**Data to process**.
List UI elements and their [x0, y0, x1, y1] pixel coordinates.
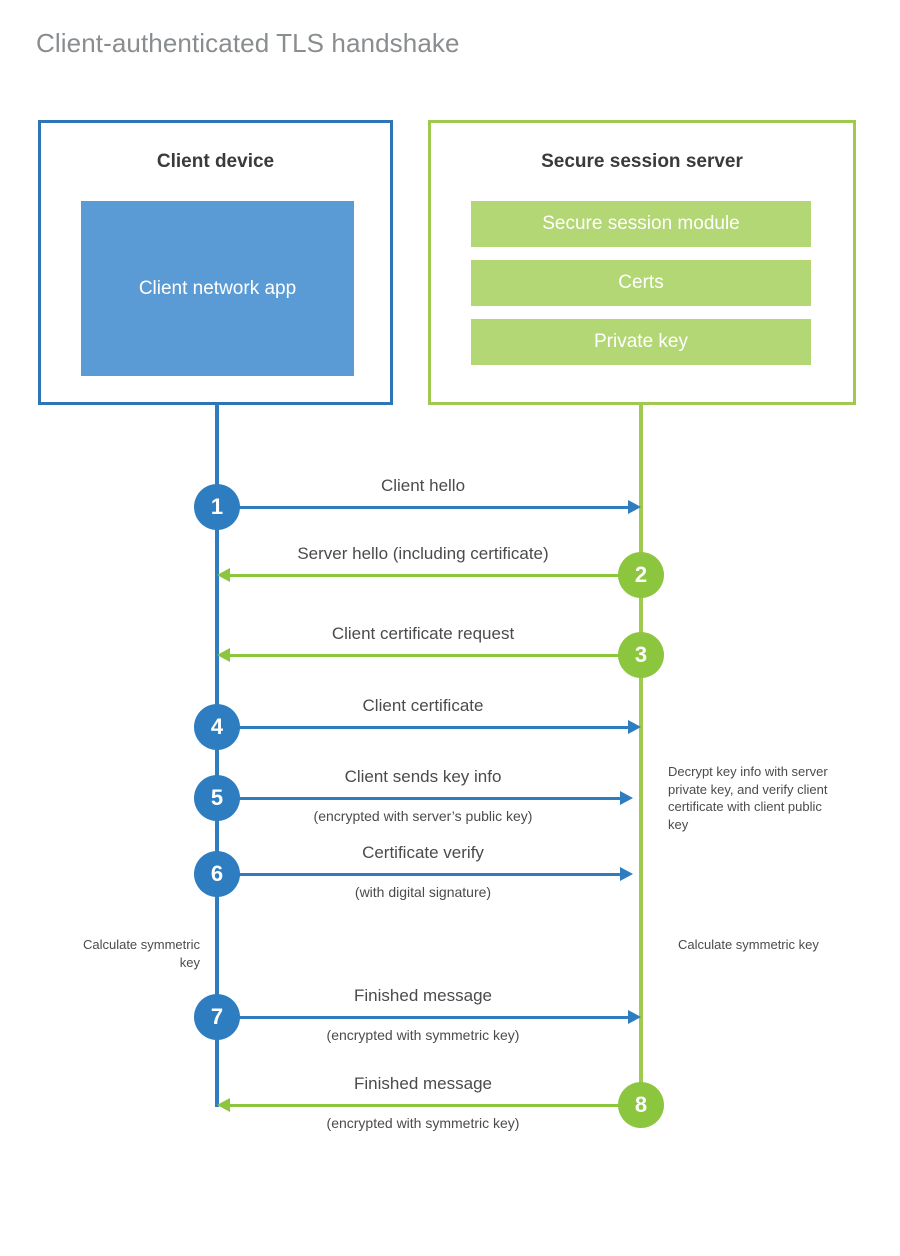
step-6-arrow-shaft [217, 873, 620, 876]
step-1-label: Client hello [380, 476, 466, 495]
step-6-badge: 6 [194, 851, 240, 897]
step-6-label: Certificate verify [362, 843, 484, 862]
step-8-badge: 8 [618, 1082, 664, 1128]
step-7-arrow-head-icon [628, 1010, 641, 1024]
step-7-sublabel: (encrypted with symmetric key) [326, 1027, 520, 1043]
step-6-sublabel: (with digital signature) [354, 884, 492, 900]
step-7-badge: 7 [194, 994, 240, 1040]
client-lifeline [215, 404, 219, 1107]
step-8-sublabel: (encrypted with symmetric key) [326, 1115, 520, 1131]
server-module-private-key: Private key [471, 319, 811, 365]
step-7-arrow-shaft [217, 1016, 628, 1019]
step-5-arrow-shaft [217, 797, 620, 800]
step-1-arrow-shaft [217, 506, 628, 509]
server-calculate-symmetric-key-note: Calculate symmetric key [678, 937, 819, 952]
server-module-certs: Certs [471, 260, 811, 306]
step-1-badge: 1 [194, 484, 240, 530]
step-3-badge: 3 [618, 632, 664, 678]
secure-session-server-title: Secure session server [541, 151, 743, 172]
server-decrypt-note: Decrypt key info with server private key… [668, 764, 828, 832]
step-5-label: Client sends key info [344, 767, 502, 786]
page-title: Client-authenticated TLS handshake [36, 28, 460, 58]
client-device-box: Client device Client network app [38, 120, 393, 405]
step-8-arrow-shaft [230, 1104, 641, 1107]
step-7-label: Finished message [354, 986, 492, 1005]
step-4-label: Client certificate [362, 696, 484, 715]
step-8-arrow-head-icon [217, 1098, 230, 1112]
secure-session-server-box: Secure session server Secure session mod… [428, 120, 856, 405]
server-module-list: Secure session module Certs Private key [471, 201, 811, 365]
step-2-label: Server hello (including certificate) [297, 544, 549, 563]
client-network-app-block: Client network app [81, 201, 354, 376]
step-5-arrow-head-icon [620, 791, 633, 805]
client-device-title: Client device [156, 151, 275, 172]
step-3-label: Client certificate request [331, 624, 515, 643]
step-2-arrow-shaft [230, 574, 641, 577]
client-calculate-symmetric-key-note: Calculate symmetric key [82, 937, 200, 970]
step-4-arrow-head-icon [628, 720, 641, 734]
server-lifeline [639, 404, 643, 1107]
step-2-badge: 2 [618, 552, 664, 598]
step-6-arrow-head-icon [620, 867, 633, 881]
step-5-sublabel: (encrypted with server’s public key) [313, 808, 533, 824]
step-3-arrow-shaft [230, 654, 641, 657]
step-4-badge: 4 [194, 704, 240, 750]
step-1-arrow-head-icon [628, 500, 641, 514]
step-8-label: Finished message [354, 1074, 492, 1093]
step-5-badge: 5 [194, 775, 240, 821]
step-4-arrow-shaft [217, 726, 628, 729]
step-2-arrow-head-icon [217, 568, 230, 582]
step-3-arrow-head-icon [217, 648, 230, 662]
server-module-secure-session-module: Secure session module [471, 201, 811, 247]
---
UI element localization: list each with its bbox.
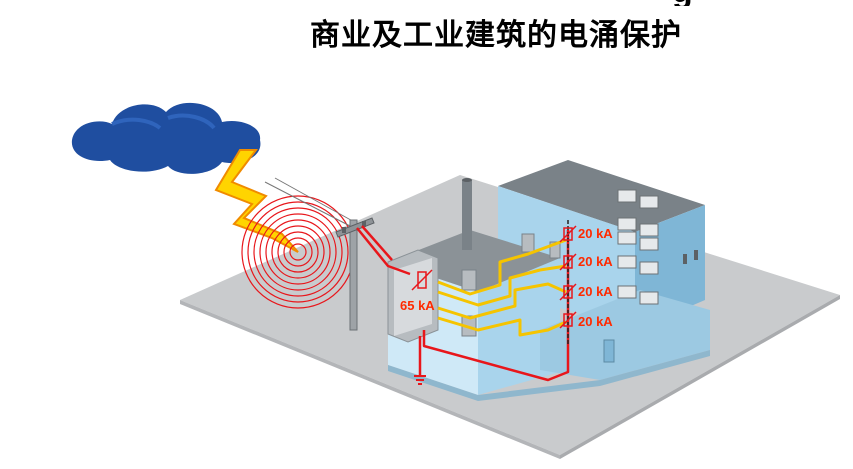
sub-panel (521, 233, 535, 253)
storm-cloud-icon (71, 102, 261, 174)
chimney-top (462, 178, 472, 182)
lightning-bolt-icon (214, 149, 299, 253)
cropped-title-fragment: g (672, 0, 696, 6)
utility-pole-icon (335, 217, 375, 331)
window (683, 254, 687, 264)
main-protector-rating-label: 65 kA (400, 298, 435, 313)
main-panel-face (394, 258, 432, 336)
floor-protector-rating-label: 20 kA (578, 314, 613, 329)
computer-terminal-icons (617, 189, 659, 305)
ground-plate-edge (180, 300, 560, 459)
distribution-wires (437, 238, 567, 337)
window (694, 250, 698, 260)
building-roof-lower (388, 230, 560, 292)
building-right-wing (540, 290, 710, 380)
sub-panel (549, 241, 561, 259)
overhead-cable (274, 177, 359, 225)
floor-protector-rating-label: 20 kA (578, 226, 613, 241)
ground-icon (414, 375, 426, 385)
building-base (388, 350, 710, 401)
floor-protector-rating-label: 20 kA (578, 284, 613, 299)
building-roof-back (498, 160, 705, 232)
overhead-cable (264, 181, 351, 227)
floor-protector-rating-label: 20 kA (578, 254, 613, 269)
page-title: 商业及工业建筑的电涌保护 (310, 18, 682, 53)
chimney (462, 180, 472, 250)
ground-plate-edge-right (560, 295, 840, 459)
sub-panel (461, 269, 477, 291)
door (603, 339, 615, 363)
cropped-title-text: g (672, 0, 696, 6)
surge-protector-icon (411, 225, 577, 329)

**Aim**. Recast the rows starting at the one containing "step-6-arrow-shaft [217, 873, 620, 876]" and ending at the one containing "client-device-box: Client device" as a numbered list, omitting any blank lines.

**Exercise answer**.
1. step-6-arrow-shaft [217, 873, 620, 876]
2. step-1-label: Client hello [380, 476, 466, 495]
3. step-6-badge: 6 [194, 851, 240, 897]
4. step-6-label: Certificate verify [362, 843, 484, 862]
5. step-8-badge: 8 [618, 1082, 664, 1128]
6. step-7-arrow-head-icon [628, 1010, 641, 1024]
7. step-7-sublabel: (encrypted with symmetric key) [326, 1027, 520, 1043]
8. step-6-sublabel: (with digital signature) [354, 884, 492, 900]
9. step-7-badge: 7 [194, 994, 240, 1040]
10. client-lifeline [215, 404, 219, 1107]
11. step-8-sublabel: (encrypted with symmetric key) [326, 1115, 520, 1131]
12. server-module-private-key: Private key [471, 319, 811, 365]
13. step-7-arrow-shaft [217, 1016, 628, 1019]
14. step-5-arrow-shaft [217, 797, 620, 800]
15. step-1-arrow-shaft [217, 506, 628, 509]
16. server-calculate-symmetric-key-note: Calculate symmetric key [678, 937, 819, 952]
17. server-module-certs: Certs [471, 260, 811, 306]
18. step-1-badge: 1 [194, 484, 240, 530]
19. step-3-badge: 3 [618, 632, 664, 678]
20. secure-session-server-title: Secure session server [541, 151, 743, 172]
21. server-decrypt-note: Decrypt key info with server private key… [668, 764, 828, 832]
22. step-5-label: Client sends key info [344, 767, 502, 786]
23. page-title: Client-authenticated TLS handshake [36, 28, 460, 58]
24. client-device-box: Client device Client network app [38, 120, 393, 405]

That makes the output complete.